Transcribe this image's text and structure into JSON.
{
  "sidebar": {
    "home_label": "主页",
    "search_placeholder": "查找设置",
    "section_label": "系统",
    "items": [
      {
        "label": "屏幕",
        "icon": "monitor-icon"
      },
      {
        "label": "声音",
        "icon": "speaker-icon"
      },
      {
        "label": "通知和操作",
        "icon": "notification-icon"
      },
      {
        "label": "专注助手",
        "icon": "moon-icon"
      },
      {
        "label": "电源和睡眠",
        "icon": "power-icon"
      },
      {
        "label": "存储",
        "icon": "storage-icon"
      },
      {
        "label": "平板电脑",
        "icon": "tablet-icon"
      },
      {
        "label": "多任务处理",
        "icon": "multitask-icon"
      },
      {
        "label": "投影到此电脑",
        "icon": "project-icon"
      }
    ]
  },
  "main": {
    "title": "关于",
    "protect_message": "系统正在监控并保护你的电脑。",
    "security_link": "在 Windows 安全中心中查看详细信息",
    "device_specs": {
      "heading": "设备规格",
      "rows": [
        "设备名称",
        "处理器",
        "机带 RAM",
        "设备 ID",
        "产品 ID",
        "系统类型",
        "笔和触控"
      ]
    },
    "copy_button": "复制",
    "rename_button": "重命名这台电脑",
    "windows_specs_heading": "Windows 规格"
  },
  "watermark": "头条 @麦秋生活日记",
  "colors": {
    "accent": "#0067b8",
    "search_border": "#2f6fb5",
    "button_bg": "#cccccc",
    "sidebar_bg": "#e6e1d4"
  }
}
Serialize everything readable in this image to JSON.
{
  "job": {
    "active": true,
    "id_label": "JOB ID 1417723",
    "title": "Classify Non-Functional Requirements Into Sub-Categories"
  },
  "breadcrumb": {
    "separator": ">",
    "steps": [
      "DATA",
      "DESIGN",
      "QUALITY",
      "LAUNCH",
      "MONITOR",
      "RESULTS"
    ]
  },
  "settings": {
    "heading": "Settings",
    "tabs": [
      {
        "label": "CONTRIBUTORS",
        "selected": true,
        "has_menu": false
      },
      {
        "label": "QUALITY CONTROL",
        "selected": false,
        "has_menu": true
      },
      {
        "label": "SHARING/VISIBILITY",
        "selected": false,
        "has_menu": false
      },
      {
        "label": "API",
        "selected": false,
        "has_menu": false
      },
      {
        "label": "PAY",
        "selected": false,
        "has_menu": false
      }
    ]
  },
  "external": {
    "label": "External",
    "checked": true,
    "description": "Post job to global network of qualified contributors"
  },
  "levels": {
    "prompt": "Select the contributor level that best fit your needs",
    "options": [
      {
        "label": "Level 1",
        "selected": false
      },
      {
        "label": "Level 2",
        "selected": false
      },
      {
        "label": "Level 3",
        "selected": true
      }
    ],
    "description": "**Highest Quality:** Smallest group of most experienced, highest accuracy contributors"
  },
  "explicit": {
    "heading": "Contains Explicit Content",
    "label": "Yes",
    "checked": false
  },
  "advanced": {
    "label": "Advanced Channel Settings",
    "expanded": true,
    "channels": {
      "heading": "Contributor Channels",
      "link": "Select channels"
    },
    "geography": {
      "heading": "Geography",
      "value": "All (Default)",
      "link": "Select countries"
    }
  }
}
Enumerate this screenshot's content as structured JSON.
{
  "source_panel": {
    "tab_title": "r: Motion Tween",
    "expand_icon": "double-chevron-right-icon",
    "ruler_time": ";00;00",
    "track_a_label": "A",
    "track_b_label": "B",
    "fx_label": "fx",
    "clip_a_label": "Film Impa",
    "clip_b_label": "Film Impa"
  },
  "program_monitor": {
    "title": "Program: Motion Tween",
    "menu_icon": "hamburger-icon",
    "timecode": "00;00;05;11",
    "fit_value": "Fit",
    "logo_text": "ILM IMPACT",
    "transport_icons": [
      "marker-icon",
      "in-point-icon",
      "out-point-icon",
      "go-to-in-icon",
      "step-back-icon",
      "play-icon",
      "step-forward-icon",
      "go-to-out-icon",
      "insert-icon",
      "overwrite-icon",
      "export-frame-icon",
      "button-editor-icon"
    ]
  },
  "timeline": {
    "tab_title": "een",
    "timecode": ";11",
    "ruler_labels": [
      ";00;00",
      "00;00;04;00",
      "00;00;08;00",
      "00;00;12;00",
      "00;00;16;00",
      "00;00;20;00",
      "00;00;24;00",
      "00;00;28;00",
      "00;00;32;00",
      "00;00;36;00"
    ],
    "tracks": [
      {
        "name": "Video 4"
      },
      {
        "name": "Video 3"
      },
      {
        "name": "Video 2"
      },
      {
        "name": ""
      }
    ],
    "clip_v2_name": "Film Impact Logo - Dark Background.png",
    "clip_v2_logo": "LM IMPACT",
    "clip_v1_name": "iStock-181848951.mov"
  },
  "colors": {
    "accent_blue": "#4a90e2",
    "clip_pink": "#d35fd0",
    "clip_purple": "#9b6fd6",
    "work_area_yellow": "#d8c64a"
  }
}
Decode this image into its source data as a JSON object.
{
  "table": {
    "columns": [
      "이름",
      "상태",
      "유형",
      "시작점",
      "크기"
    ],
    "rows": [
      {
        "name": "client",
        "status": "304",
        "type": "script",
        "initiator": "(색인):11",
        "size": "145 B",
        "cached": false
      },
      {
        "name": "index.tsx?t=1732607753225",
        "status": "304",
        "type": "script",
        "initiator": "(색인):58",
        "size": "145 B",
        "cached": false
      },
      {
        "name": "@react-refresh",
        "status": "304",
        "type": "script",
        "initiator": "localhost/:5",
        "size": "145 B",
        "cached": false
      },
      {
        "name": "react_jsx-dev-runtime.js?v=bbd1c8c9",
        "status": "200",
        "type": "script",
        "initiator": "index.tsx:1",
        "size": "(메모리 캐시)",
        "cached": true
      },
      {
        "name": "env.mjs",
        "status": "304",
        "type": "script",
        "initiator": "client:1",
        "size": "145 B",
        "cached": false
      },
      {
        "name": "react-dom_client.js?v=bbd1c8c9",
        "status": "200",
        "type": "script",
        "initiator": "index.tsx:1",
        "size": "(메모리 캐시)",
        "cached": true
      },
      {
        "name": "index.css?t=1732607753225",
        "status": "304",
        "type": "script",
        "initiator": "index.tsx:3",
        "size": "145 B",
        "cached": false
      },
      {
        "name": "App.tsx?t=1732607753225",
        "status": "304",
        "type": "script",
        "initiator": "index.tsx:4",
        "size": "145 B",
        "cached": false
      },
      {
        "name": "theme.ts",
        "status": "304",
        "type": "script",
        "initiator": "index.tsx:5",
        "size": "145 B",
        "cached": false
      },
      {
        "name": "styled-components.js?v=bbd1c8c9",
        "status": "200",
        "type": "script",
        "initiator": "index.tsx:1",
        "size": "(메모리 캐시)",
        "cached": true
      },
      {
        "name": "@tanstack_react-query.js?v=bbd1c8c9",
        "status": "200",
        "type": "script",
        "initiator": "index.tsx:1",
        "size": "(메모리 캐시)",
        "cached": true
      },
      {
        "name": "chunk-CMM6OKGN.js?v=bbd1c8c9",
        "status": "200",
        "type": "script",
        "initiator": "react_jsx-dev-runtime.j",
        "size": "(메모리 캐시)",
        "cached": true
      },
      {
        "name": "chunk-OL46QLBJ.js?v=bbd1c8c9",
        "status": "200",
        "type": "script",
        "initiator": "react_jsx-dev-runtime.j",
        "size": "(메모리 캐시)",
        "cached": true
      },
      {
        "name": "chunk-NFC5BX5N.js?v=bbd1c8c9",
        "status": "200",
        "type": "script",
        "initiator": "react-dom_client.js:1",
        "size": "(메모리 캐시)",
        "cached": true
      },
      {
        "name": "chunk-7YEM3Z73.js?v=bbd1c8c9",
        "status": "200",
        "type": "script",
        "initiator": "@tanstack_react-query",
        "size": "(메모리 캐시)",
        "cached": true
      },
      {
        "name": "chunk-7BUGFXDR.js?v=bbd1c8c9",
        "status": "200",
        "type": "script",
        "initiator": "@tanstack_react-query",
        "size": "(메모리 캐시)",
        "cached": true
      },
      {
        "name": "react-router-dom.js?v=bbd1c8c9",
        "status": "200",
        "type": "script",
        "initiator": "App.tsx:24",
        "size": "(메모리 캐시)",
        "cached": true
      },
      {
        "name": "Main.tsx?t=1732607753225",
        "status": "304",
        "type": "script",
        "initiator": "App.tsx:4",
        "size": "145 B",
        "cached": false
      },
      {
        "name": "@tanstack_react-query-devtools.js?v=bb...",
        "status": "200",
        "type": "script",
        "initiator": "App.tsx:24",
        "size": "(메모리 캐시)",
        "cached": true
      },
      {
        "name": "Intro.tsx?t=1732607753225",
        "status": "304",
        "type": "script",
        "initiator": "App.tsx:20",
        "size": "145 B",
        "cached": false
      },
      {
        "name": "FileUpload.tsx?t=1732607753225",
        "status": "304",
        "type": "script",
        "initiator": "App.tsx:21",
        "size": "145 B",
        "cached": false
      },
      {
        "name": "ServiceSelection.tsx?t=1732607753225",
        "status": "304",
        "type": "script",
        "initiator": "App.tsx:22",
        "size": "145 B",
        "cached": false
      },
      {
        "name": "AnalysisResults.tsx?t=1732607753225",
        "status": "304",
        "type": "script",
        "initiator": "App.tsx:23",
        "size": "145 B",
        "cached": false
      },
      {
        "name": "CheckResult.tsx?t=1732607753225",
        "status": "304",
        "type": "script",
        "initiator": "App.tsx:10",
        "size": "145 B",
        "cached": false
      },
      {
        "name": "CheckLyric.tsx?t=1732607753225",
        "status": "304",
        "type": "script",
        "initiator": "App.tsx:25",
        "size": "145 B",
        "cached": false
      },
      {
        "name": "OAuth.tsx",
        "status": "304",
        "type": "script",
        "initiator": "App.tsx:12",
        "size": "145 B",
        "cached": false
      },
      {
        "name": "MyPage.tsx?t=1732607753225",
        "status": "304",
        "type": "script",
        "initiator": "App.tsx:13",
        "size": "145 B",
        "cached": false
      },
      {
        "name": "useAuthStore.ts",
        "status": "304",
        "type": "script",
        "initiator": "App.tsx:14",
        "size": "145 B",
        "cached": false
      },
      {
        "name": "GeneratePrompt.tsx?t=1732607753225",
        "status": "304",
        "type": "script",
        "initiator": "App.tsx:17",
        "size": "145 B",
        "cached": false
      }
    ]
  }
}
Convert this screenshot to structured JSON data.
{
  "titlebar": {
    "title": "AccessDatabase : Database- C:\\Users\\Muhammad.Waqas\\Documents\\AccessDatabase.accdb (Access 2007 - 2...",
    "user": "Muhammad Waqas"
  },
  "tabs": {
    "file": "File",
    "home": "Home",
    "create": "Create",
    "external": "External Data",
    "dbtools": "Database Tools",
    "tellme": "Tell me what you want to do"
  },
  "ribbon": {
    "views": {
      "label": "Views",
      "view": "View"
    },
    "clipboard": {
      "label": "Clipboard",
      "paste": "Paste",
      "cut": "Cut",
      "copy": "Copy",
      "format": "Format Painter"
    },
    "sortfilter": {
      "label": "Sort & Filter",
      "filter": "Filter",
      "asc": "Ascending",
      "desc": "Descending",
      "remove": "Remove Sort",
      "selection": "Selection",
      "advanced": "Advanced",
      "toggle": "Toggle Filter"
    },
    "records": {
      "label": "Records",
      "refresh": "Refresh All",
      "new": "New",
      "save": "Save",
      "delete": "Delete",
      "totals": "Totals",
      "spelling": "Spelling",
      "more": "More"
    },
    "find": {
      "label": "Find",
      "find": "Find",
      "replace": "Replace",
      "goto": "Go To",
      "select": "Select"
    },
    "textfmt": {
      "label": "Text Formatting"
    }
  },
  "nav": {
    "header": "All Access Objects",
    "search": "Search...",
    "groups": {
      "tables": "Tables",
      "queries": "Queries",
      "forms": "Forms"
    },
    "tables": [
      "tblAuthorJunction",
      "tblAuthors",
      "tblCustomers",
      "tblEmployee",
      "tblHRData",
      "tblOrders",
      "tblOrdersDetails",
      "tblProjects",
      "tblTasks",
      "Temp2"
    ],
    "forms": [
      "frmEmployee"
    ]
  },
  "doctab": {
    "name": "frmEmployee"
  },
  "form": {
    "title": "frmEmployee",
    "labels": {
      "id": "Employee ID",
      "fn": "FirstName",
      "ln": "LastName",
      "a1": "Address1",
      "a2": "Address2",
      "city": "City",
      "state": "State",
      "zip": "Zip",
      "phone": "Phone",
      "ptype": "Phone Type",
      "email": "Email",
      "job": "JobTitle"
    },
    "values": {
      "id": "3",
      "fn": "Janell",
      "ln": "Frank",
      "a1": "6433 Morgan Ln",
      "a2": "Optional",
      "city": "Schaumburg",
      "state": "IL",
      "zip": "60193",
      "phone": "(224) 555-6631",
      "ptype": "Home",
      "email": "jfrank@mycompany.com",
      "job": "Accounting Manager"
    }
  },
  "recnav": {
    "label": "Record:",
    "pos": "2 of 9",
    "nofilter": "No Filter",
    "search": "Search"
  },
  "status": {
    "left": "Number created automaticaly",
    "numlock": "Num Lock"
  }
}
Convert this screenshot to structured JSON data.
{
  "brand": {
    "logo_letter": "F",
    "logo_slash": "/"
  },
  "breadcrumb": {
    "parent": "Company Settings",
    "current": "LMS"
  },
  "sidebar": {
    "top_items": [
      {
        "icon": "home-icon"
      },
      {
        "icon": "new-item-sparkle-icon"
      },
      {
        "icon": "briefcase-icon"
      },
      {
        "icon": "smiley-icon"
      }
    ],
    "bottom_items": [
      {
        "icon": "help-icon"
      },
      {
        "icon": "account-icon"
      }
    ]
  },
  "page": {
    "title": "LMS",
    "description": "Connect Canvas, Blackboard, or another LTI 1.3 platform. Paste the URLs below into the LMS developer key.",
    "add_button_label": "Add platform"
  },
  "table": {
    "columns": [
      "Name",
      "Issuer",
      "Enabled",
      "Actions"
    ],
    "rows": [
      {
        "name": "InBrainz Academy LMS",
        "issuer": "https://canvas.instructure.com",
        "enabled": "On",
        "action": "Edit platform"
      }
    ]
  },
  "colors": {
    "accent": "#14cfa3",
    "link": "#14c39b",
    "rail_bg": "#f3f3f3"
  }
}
★ ★ ★ ★ ★
(DIRECTION):
In the listing, find all lines with the string "Film" and copy them.

(COMPLETED EXERCISE):
    "clip_a_label": "Film Impa",
    "clip_b_label": "Film Impa"
    "clip_v2_name": "Film Impact Logo - Dark Background.png",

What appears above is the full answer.